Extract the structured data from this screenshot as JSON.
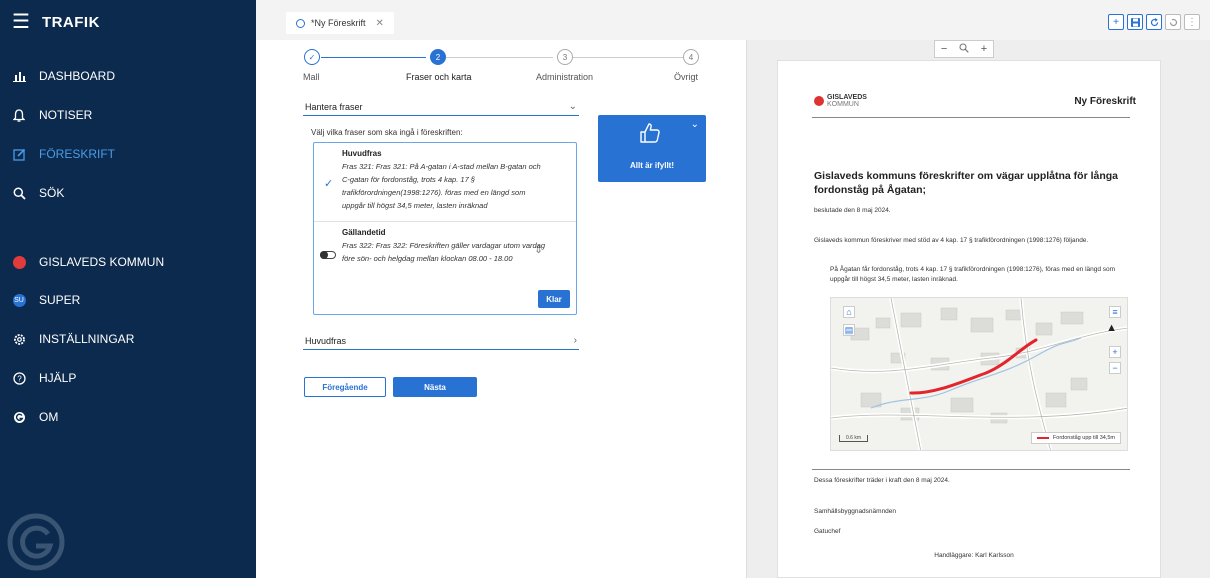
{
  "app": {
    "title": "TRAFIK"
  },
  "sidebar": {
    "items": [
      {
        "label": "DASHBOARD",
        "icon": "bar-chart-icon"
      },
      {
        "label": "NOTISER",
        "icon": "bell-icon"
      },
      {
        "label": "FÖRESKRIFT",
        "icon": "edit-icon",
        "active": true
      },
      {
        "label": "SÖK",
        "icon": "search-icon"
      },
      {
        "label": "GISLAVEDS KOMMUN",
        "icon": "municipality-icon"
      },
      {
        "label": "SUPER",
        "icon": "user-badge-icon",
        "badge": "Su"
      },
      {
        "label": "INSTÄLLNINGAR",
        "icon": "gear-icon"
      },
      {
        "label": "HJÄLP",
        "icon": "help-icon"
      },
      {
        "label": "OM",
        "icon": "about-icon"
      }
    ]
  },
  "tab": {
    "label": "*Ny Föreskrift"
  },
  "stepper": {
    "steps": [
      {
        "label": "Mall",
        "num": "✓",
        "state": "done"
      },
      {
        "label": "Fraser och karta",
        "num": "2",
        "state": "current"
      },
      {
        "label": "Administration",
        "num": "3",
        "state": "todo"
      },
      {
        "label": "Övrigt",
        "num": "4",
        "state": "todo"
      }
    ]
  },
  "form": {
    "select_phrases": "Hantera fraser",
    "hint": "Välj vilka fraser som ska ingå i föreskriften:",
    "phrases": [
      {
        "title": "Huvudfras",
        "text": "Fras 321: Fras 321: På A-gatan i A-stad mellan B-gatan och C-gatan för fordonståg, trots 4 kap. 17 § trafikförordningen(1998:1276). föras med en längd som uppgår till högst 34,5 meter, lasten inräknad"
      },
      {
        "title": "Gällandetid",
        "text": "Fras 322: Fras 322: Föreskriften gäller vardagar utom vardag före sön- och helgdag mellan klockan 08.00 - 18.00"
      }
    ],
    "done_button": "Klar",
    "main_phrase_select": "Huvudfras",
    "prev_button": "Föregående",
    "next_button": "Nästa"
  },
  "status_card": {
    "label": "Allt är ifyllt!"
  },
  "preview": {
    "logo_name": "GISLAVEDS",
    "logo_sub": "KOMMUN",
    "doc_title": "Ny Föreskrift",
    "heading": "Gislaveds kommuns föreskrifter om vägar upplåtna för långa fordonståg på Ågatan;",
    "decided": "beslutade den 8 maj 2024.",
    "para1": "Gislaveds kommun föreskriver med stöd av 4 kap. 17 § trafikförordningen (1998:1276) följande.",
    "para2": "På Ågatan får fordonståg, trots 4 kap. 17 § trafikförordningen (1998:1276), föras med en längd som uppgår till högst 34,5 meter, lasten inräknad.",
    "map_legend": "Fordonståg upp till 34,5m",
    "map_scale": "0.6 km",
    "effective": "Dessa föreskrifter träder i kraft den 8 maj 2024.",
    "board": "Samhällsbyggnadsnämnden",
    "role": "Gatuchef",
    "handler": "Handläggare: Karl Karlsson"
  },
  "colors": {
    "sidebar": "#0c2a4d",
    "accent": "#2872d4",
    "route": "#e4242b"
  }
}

☆ ☆ ☆ ☆ ☆ ☆ ☆

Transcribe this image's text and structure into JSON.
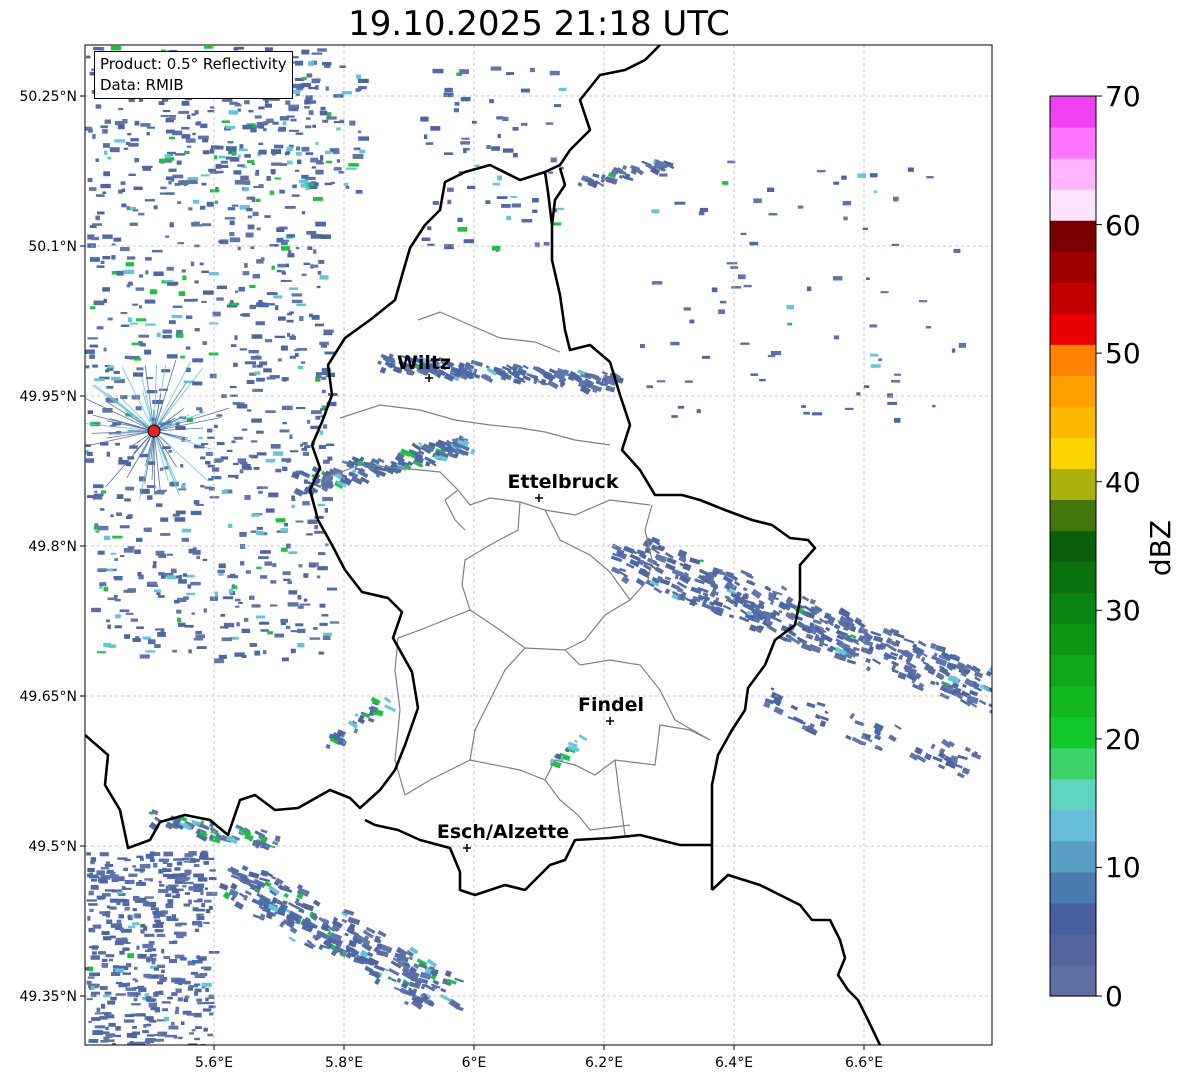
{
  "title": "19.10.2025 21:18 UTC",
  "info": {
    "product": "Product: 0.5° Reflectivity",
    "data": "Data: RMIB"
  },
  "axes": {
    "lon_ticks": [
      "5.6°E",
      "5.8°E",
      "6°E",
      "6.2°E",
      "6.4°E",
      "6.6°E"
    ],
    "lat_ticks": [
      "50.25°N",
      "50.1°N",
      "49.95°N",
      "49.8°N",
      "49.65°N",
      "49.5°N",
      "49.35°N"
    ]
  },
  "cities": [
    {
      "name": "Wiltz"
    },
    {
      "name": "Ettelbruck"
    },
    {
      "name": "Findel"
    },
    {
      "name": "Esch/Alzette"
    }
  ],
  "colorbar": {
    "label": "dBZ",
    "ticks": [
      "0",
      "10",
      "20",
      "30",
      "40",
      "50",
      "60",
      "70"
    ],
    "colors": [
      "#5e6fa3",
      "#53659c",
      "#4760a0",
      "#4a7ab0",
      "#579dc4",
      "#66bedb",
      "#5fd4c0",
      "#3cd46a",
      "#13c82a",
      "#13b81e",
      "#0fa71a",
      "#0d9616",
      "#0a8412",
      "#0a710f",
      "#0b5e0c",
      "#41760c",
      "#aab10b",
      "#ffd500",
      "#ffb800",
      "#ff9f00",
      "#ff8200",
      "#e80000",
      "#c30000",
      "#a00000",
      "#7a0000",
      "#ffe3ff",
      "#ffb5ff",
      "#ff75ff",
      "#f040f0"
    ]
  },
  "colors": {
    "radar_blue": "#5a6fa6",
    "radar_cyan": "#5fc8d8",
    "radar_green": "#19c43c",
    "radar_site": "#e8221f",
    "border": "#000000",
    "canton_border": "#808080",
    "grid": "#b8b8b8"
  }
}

☆ ☆ ☆ ☆ ☆ ☆ ☆

**To be done:** Show every line in the entries where the string "Ågatan" occurs.

**Result:**
    "heading": "Gislaveds kommuns föreskrifter om vägar upplåtna för långa fordonståg på Ågatan;",
    "para2": "På Ågatan får fordonståg, trots 4 kap. 17 § trafikförordningen (1998:1276), föras med en längd som uppgår till högst 34,5 meter, lasten inräknad.",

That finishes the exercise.